• **Given task**: Report the count of lines below in which the string "true" occurs; include nothing else.
Start
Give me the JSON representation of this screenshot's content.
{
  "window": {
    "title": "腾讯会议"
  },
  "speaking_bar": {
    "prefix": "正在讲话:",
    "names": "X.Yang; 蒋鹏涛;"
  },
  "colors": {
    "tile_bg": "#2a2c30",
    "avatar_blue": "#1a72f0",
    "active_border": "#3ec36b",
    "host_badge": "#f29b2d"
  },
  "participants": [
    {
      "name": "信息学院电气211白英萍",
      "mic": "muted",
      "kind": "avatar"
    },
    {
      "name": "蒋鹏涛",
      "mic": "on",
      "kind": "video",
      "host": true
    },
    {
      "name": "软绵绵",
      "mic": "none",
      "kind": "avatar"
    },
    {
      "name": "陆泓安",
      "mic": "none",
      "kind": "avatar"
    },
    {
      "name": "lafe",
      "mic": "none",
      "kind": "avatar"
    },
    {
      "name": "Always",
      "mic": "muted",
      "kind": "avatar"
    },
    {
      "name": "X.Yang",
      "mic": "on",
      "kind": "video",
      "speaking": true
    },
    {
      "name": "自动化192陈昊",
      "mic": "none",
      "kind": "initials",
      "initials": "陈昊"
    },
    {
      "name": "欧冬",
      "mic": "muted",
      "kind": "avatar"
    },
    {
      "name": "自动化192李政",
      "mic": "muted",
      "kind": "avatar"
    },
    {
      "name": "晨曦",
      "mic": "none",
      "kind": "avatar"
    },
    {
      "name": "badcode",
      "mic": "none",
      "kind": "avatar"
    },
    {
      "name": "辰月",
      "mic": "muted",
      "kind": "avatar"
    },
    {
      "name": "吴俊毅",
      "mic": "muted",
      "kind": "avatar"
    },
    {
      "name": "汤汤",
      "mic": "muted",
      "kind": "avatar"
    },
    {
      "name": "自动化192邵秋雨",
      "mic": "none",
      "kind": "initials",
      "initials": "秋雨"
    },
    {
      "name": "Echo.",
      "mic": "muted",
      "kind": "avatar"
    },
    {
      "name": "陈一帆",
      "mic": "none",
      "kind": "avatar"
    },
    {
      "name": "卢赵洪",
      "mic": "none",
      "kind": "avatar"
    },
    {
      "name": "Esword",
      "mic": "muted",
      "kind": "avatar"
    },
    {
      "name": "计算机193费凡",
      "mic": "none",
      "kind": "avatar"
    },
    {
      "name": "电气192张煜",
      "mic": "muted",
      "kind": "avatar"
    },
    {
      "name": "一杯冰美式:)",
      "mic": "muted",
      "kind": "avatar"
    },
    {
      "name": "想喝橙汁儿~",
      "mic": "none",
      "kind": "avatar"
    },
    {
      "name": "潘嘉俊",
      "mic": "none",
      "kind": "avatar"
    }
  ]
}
End
Start
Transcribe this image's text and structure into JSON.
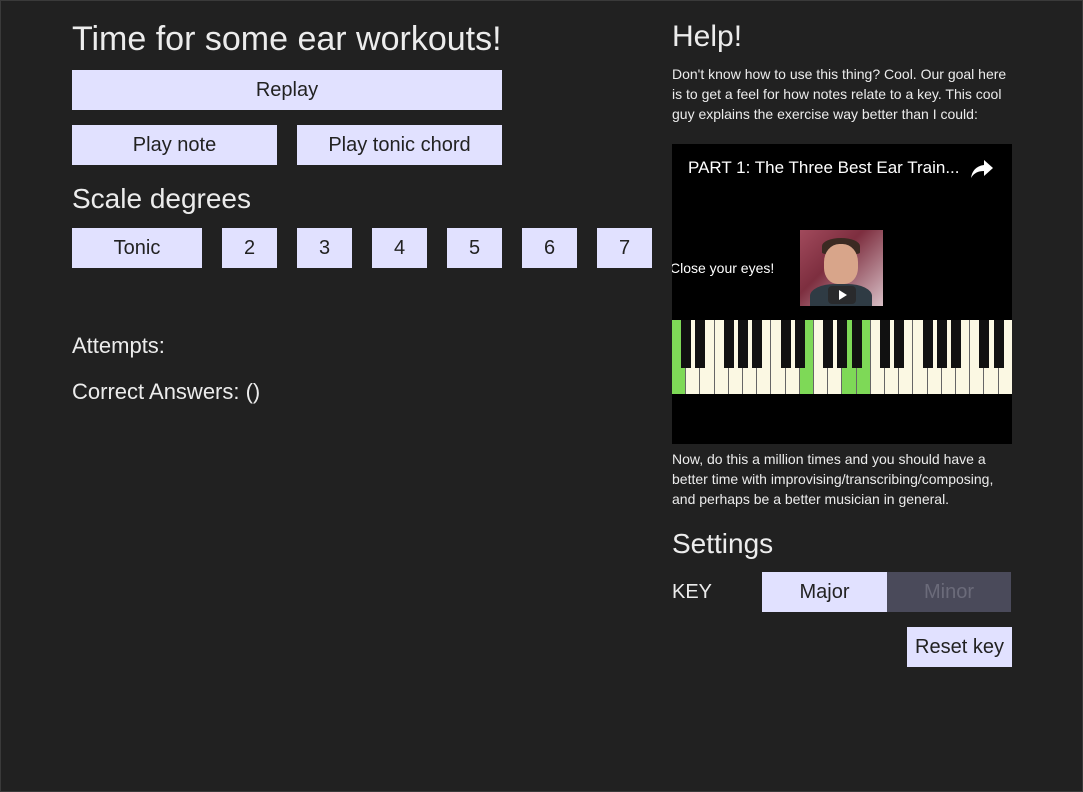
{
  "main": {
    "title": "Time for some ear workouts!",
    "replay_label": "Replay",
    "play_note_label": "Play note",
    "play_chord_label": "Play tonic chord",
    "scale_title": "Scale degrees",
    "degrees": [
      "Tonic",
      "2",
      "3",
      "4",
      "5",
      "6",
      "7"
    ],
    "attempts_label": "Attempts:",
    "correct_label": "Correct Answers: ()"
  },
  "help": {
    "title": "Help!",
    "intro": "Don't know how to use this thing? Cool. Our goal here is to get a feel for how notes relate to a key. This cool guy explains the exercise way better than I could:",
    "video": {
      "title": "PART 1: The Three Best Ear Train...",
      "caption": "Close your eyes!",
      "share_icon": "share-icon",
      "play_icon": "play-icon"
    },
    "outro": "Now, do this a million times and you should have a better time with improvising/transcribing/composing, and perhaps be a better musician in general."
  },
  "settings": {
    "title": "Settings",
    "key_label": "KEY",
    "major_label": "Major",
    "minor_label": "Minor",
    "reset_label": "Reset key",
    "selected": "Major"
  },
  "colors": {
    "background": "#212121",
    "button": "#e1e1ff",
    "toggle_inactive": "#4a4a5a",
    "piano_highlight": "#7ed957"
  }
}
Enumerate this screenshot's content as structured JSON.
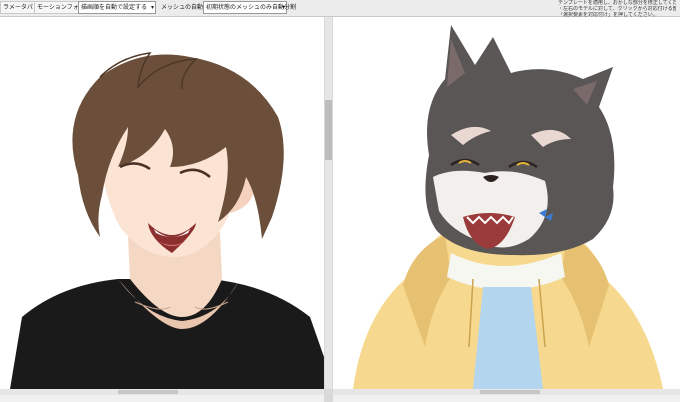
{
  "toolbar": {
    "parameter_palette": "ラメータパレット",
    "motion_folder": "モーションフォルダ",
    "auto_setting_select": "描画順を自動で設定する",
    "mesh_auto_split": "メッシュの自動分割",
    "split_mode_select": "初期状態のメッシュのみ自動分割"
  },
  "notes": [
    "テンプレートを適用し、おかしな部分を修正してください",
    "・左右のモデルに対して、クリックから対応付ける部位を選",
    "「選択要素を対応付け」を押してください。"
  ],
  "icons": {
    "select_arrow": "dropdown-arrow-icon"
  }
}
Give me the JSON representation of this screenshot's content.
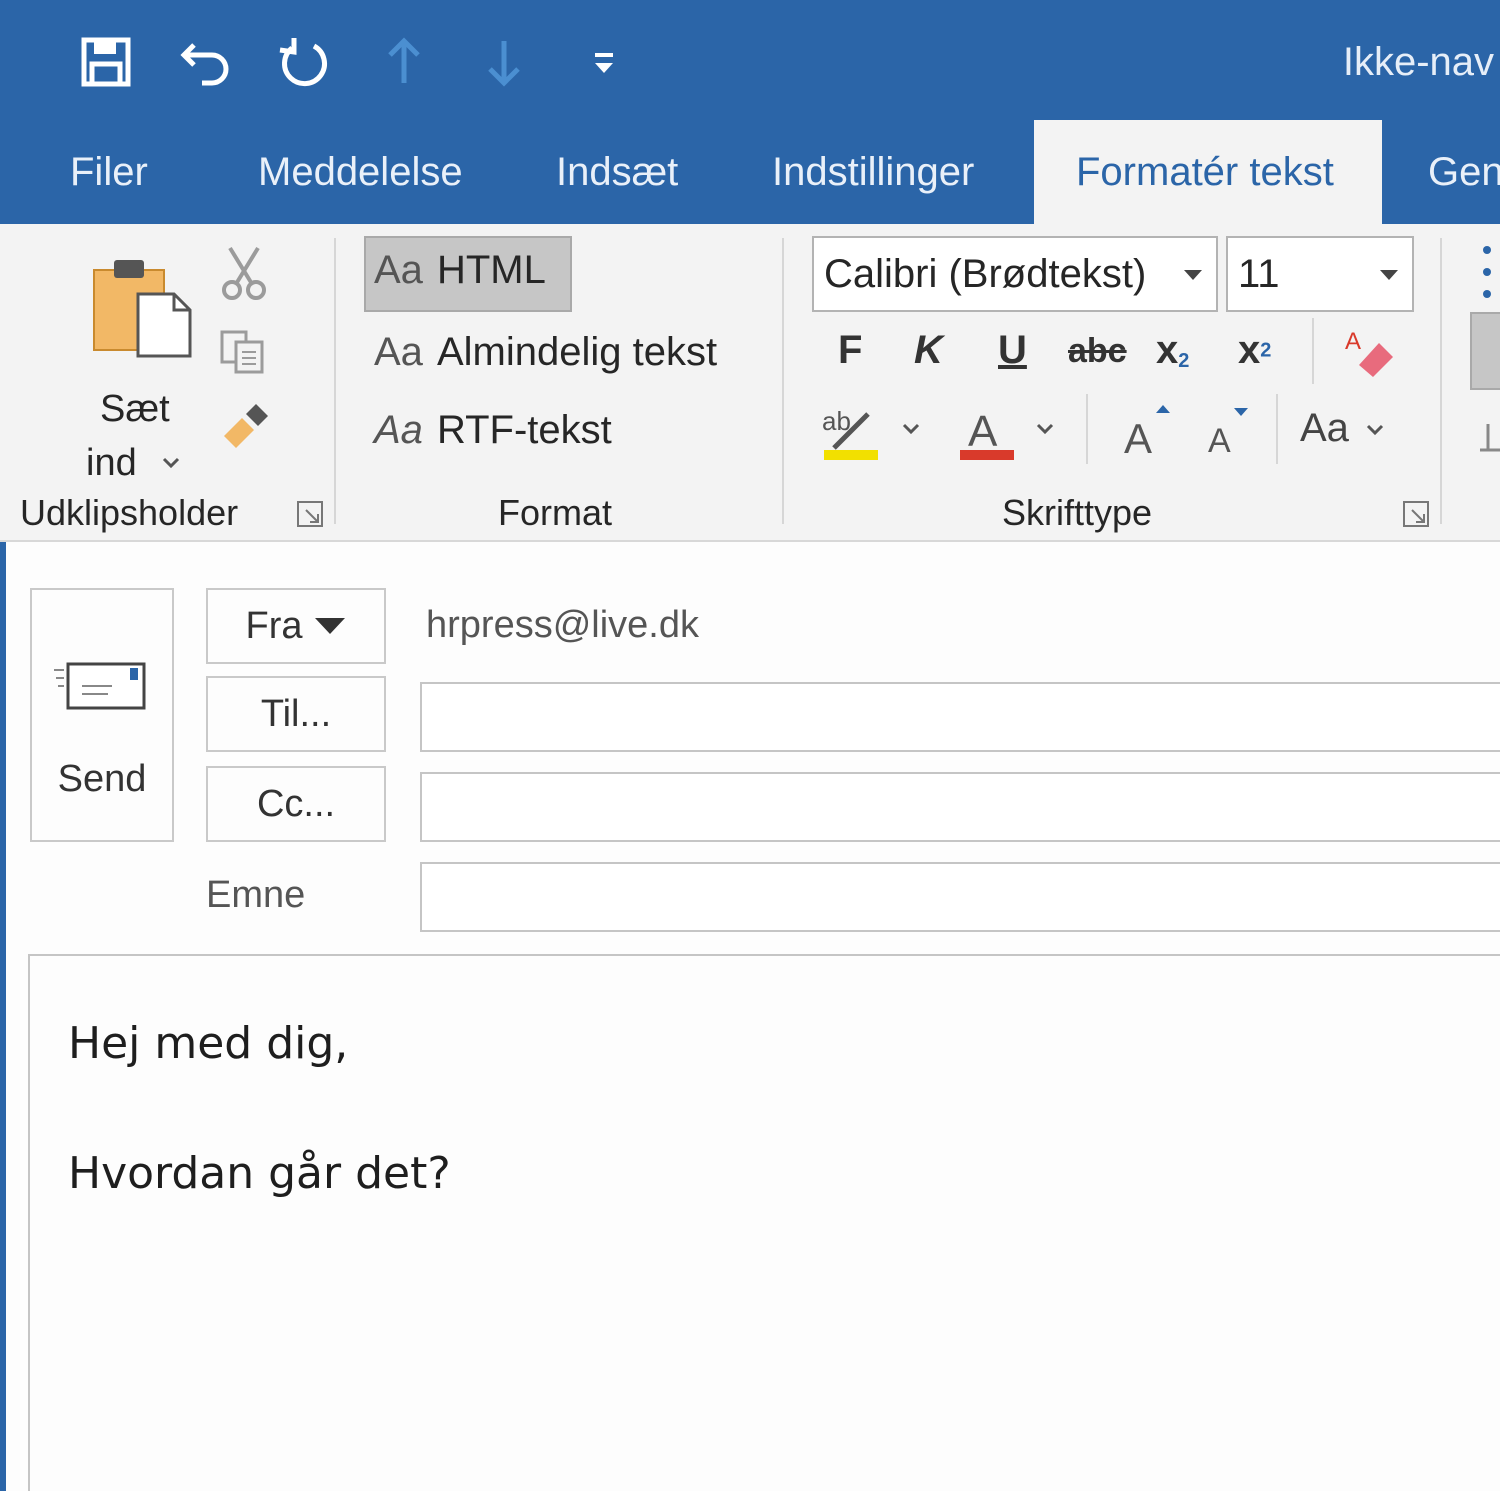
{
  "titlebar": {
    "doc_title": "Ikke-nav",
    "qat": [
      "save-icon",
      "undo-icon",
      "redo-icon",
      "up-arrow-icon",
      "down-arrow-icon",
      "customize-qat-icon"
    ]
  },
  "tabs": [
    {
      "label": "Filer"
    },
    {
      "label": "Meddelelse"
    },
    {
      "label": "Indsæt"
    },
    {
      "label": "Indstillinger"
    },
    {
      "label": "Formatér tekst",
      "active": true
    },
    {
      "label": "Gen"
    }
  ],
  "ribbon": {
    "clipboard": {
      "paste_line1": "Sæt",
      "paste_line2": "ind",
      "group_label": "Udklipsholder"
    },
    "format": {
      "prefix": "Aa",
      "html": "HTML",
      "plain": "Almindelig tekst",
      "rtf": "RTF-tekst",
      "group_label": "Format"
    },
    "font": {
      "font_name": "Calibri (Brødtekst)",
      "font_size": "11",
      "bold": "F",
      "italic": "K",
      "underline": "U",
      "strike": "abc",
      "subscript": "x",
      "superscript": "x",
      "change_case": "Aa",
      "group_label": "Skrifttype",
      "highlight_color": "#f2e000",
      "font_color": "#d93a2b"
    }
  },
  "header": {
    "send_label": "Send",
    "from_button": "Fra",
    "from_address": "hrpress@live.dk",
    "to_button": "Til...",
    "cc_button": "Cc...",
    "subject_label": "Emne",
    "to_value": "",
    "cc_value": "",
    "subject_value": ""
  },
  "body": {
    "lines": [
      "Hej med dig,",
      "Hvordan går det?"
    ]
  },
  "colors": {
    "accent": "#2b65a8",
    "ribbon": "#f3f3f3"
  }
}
End
• **Finished answer**: 3